►

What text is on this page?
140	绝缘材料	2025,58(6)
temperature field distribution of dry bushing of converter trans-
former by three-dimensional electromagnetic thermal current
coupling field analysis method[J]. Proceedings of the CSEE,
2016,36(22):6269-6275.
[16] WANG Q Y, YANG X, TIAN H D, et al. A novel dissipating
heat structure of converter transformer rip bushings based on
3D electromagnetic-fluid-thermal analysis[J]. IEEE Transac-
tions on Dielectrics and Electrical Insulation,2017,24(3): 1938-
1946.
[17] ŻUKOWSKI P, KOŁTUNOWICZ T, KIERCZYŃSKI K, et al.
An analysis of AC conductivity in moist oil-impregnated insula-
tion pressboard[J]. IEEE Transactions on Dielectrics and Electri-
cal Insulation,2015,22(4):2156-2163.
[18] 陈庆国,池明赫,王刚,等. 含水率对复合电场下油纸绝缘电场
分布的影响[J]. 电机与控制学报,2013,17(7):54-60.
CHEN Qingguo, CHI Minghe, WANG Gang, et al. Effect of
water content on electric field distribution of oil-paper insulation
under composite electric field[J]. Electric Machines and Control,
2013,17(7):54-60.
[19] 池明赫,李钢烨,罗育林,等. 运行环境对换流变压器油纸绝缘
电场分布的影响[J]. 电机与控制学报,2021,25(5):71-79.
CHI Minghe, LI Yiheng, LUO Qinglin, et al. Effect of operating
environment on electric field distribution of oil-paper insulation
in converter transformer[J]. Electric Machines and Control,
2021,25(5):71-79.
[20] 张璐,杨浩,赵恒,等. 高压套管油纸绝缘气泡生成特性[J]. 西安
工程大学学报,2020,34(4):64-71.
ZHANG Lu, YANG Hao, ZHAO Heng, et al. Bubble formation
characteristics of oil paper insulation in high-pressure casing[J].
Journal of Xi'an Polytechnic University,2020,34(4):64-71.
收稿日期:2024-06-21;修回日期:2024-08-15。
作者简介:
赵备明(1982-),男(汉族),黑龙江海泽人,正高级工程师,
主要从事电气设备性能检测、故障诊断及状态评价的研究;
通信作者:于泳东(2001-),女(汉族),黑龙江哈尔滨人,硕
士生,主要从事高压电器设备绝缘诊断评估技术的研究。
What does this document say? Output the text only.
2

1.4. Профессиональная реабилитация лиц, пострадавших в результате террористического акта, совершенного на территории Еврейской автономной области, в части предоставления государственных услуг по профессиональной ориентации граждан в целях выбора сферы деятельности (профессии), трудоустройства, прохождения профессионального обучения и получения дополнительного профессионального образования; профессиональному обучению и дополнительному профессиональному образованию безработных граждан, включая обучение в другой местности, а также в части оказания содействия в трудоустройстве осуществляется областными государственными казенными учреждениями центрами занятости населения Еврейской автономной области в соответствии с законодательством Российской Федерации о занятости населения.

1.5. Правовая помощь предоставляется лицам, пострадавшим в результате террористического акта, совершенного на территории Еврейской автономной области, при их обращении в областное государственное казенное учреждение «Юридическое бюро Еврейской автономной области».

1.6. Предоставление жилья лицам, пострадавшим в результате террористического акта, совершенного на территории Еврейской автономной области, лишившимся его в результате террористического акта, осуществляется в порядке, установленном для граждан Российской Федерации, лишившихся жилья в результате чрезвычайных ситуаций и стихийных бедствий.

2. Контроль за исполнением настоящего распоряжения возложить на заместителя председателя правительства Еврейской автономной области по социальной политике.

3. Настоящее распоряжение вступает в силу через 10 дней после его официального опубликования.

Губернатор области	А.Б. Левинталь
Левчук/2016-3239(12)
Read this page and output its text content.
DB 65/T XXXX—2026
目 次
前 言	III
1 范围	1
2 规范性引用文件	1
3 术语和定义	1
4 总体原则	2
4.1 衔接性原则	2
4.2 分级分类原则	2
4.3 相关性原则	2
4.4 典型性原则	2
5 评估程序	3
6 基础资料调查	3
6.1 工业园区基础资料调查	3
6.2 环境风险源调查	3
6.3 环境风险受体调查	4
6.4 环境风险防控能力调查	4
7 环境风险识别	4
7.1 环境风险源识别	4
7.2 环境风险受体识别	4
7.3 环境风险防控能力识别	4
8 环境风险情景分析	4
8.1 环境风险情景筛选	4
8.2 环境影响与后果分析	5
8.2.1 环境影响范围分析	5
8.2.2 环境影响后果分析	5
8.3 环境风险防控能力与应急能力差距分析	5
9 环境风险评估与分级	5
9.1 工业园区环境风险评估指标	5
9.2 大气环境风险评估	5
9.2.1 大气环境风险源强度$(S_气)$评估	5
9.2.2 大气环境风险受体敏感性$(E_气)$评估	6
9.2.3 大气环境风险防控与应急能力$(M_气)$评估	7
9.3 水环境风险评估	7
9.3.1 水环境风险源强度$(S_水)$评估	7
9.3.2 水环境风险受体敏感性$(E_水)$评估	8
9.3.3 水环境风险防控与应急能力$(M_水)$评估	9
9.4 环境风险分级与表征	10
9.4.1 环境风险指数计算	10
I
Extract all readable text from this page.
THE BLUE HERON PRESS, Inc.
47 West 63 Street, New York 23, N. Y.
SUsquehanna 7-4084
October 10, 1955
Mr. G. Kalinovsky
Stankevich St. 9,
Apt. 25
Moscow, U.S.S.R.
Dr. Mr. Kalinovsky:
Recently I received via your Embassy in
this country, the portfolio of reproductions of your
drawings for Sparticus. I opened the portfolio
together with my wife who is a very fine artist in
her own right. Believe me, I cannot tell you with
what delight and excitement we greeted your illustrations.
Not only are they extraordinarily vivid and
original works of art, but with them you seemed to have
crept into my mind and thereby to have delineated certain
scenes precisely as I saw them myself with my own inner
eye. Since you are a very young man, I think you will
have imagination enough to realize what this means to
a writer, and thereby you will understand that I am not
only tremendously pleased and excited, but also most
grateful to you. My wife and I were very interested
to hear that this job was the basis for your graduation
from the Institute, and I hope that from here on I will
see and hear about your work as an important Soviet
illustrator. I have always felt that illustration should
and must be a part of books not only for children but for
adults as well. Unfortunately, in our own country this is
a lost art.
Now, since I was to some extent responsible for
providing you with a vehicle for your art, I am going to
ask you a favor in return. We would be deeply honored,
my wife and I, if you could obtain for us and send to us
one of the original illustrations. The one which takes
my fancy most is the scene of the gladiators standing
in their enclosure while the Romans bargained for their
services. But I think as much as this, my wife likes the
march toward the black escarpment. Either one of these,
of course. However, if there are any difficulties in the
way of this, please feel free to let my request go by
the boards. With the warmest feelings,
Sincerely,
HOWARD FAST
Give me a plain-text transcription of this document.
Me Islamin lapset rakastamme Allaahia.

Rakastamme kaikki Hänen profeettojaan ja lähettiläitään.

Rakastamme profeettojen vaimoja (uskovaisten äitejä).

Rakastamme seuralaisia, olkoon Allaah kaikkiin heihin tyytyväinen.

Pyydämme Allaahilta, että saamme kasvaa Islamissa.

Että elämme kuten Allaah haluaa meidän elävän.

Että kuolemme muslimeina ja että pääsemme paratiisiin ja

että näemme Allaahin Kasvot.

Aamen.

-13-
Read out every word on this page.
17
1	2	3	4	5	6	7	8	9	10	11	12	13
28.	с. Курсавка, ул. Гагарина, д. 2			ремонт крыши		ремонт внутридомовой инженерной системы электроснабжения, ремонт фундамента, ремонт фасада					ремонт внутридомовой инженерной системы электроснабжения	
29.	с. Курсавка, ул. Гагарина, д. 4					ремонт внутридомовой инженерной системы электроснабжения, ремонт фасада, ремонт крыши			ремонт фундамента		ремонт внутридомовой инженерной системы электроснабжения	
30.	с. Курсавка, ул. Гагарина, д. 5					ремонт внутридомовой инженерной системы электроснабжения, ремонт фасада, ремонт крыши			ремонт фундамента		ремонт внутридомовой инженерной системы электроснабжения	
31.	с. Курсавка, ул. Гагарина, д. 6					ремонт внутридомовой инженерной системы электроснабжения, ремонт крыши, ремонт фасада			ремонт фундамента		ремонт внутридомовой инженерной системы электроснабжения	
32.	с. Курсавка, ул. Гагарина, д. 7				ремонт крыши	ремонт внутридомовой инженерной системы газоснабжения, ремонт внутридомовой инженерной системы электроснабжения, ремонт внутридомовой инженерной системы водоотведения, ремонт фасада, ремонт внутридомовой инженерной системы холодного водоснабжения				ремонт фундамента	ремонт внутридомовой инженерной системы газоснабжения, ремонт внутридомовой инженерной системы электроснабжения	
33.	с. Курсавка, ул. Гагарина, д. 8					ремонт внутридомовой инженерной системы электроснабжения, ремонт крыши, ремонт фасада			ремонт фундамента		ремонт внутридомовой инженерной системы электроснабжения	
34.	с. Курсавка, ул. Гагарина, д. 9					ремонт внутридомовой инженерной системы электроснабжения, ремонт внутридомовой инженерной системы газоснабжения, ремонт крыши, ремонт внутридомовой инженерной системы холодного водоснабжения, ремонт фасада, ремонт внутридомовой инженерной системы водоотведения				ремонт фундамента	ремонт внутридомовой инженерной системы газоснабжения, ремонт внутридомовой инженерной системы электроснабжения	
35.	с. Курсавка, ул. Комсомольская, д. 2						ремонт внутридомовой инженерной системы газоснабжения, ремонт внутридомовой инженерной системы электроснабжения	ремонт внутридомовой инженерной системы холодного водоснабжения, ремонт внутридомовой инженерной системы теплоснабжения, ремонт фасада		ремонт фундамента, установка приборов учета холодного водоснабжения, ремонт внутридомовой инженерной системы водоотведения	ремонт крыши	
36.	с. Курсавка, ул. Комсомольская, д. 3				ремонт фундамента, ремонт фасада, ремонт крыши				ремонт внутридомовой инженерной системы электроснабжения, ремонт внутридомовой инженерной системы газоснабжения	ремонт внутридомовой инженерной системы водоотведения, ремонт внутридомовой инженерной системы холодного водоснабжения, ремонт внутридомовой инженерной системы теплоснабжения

◄

Problem details: Select all lines in the listing above where the word "this" appears, and show them.

Written response:
What text is on this page?
What does this document say? Output the text only.
Read this page and output its text content.
Extract all readable text from this page.
this country, the portfolio of reproductions of your
have imagination enough to realize what this means to
to hear that this job was the basis for your graduation
adults as well. Unfortunately, in our own country this is
services. But I think as much as this, my wife likes the
way of this, please feel free to let my request go by
Give me a plain-text transcription of this document.
Read out every word on this page.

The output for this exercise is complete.